## QUOTED PASSAGE
□ □ □ □

Hello!
I need to dynamically bind and unbind service Endpoints with HTTP-Servlet
Transport. To test it I used this snippet:
<pre>
Server server = new Server(8080);
Context root = new Context(server, "/", Context.SESSIONS);
CXFServlet servlet = new CXFServlet();
BusFactory.setDefaultBus(servlet.getBus());
HelloWorldImplementation service = new
HelloWorldImplementation();
root.addServlet(new ServletHolder(servlet), "/*");
server.start();
Endpoint endpoint = Endpoint.publish("/testService", service);
Thread.sleep(5000);
endpoint.stop();
Thread.sleep(5000);
endpoint = Endpoint.publish("/testService", service);
</pre>
This only publishes a service, waits a few seconds, stops it, waits and
publishes a new Endpoint again.
This runs as supposed, but I noticed some strange effects modifying the
servlet context path. E.g. I use
<pre>
root.addServlet(new ServletHolder(servlet), "/soap/*");
</pre>
When I start the program and I access the service wsdl under
http://localhost/soap/testService?wsdl after the first publish it works. A
second call to the wsdl after the service endpoint was stopped, created
newly and published leads to:
INFO: Interceptor has thrown exception, unwinding now
org.apache.cxf.interceptor.Fault: No such operation:
So instead of the wsdl a NoSuchOperationFault is shown.

□ □ □ □

## TASK SET
A – In the CXF endpoint message, rewrite everything from "This runs as" down to "NoSuchOperationFault is shown.", swapping "strange effects" for "unexpected effects".
B – According to the CXF endpoint message, what is shown instead of the wsdl on the second call?
C – Carry the CXF endpoint message forward from where it stops.

□ □ □ □

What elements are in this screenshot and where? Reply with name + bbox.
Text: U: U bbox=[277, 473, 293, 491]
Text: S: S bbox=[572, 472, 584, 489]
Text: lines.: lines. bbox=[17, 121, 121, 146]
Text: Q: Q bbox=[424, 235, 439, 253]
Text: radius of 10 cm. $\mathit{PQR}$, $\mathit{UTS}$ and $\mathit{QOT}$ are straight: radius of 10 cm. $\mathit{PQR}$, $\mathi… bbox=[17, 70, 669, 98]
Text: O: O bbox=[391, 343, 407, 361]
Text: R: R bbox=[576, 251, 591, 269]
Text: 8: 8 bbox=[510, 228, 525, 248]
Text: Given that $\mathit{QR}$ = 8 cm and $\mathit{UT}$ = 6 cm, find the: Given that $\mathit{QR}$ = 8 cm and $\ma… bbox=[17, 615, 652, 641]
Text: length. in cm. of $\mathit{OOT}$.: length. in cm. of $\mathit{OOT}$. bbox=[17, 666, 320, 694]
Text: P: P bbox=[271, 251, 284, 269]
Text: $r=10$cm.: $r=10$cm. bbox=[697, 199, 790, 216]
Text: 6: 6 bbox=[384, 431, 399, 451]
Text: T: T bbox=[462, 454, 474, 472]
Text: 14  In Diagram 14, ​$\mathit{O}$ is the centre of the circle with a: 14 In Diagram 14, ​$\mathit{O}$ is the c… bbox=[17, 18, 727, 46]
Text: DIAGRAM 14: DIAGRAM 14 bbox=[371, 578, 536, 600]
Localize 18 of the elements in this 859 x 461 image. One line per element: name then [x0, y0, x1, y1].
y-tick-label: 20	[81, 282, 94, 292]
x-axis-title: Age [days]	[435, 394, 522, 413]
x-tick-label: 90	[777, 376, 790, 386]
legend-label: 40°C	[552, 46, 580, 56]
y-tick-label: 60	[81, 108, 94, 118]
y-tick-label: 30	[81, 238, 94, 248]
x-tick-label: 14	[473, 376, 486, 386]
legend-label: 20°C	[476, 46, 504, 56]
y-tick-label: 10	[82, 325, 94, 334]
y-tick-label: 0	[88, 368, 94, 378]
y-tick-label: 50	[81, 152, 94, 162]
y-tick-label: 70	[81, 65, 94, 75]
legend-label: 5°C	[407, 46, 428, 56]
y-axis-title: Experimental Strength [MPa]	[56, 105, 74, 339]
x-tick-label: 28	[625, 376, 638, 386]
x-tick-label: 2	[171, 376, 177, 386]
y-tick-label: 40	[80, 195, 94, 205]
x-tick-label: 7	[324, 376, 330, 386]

□ □ □ □

## ANSWERS BY ITEM NUMBER
A –
This runs as supposed, but I noticed some unexpected effects modifying the
servlet context path. E.g. I use
<pre>
root.addServlet(new ServletHolder(servlet), "/soap/*");
</pre>
When I start the program and I access the service wsdl under
http://localhost/soap/testService?wsdl after the first publish it works. A
second call to the wsdl after the service endpoint was stopped, created
newly and published leads to:
INFO: Interceptor has thrown exception, unwinding now
org.apache.cxf.interceptor.Fault: No such operation:
So instead of the wsdl a NoSuchOperationFault is shown.

B – A NoSuchOperationFault.

C –
Now the very odd part:
The same procedure but this time I do _not_ call the wsdl within the first
publishing intervall. So the endpoint is published, stopped, gets created
newly, published and then I access the wsdl: it works!
Trying some time around I discovered a workaround by adding a new
ServletHolder with the old servlet to the context root before publishing the
new Endpoint again:
root.addServlet(new ServletHolder(servlet), "/soap/*");
endpoint = Endpoint.publish("/testService", service);
Now the wsdl is accessible the second time _with_ the new context path
/soap/.
1. Can anyone explain me this behavior, especially, if it is a bug or wrong
usage?
2. Is this the correct way to start and stop/republish new Endpoint or do I
have to fear old resources which do not get cleaned up?